#### DO THIS:
Show every line where "JSON" occurs.

━━ DATASET ROWS ━━

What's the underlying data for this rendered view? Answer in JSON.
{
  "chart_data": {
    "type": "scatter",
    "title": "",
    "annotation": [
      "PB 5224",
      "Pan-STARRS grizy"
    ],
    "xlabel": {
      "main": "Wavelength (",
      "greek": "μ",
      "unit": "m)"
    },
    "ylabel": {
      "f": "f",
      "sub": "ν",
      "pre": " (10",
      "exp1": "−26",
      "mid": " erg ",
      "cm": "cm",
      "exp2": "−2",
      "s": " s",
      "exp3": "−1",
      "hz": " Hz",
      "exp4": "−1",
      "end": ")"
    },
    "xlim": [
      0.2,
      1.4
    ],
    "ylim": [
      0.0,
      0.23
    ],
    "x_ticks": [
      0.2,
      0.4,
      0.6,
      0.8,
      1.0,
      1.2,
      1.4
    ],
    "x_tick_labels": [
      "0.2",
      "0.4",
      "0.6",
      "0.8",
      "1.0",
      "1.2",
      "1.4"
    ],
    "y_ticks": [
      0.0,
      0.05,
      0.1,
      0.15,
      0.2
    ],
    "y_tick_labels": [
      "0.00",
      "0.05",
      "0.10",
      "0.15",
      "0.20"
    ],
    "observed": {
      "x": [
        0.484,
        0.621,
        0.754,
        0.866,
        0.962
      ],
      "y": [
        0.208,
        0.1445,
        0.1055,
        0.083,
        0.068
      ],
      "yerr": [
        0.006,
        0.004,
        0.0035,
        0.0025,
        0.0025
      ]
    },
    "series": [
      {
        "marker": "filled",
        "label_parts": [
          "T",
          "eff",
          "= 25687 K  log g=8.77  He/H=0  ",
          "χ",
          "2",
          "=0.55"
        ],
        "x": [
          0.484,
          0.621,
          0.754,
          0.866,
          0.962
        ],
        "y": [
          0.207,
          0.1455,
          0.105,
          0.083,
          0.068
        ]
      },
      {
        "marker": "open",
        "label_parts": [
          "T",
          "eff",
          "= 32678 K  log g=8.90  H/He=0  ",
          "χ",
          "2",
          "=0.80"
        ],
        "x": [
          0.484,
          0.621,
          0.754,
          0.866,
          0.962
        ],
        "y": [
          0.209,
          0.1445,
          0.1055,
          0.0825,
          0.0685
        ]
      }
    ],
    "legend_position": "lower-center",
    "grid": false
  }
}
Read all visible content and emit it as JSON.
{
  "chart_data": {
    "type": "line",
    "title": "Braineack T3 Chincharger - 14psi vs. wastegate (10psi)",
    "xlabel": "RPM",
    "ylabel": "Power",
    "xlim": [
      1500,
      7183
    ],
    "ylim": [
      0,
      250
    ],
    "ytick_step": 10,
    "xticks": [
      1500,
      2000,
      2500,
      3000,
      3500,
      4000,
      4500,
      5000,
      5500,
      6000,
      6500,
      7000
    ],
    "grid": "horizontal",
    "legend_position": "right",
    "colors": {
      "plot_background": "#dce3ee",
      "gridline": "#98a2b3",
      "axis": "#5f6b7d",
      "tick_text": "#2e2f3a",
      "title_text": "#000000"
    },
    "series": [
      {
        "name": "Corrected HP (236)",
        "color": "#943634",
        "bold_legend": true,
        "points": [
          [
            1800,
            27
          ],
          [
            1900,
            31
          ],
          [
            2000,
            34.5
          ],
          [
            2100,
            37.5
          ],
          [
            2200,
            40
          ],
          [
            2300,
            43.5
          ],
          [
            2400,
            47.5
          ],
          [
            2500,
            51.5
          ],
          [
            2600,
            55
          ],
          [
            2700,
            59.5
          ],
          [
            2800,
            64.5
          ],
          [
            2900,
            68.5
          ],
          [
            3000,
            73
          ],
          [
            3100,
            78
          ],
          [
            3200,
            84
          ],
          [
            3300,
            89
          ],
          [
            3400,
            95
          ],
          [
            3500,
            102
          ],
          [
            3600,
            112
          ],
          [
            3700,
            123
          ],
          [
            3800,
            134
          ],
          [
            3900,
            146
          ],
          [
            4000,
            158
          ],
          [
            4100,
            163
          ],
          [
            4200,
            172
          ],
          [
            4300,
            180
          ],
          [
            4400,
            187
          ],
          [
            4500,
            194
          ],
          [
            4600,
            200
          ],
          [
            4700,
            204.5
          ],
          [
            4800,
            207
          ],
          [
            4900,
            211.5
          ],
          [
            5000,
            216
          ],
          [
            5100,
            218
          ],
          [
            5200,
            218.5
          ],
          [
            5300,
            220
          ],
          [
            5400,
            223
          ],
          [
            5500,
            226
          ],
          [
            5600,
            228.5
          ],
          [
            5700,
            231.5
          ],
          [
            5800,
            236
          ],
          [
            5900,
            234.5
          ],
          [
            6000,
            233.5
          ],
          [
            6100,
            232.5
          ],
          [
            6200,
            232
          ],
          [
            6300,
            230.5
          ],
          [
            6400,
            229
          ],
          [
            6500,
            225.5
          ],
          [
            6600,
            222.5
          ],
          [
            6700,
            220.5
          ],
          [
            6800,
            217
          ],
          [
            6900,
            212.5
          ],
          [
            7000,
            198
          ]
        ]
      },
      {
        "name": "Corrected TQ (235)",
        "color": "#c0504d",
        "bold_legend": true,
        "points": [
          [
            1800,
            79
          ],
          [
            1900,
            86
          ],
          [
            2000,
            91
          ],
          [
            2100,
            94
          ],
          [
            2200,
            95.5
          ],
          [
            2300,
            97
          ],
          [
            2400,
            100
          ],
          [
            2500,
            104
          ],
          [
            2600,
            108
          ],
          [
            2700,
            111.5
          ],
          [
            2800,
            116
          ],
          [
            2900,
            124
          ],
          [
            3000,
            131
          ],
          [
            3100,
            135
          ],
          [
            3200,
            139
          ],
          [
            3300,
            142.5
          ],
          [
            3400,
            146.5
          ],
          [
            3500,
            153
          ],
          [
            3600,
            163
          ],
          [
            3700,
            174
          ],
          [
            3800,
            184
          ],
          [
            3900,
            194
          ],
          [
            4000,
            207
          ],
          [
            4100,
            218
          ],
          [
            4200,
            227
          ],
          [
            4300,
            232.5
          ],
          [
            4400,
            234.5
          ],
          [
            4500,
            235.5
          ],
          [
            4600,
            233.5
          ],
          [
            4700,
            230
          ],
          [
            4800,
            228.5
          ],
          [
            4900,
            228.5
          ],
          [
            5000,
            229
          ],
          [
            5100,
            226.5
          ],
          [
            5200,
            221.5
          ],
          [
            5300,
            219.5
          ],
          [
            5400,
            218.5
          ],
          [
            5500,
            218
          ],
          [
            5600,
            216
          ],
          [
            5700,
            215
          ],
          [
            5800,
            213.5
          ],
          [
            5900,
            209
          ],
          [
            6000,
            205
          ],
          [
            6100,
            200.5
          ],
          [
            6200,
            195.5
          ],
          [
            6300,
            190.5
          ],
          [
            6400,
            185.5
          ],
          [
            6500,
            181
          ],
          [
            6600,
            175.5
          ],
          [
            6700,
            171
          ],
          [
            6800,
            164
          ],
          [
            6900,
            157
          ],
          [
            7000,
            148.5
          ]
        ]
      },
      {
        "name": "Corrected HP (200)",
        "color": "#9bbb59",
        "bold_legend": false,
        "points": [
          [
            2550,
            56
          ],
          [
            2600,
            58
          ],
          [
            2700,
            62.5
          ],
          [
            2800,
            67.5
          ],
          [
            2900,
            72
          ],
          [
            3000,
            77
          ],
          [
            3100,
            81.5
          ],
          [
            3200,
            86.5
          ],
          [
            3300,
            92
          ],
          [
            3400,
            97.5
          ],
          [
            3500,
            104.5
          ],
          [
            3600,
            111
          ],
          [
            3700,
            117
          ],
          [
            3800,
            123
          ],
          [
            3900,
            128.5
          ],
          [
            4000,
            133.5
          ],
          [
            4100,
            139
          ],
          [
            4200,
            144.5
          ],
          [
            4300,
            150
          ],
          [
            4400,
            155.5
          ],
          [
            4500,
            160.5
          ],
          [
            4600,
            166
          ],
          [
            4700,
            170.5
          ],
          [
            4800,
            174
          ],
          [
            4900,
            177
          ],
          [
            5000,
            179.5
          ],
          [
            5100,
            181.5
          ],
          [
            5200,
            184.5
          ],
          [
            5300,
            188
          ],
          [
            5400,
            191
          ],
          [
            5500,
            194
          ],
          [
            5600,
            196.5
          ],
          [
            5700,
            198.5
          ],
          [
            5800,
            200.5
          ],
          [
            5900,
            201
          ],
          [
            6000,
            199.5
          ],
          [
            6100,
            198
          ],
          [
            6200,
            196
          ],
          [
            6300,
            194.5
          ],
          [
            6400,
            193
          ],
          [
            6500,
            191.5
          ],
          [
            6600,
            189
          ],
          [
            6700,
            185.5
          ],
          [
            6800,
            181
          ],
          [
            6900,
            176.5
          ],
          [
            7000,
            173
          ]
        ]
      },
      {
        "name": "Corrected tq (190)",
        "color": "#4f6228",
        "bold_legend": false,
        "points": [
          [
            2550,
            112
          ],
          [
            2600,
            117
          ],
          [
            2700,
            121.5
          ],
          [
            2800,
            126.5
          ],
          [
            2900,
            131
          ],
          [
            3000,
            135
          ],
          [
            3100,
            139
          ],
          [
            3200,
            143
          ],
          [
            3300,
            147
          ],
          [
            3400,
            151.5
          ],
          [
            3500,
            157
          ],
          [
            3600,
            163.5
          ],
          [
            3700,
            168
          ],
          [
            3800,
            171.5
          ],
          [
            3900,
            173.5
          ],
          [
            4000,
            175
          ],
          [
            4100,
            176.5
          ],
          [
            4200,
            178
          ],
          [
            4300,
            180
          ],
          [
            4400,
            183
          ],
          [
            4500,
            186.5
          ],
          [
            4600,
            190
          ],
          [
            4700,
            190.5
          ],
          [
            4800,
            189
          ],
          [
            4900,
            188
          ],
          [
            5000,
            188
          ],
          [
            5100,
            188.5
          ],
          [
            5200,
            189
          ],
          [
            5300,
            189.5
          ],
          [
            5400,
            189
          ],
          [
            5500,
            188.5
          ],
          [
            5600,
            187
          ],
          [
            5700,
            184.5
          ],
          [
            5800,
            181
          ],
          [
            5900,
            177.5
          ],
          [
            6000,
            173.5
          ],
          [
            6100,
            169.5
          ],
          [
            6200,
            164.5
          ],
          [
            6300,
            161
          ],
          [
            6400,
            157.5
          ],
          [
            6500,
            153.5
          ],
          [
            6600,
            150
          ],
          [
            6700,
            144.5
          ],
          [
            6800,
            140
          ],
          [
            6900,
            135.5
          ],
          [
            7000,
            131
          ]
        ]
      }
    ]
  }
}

━━━

#### THE ANSWER:
What's the underlying data for this rendered view? Answer in JSON.
Read all visible content and emit it as JSON.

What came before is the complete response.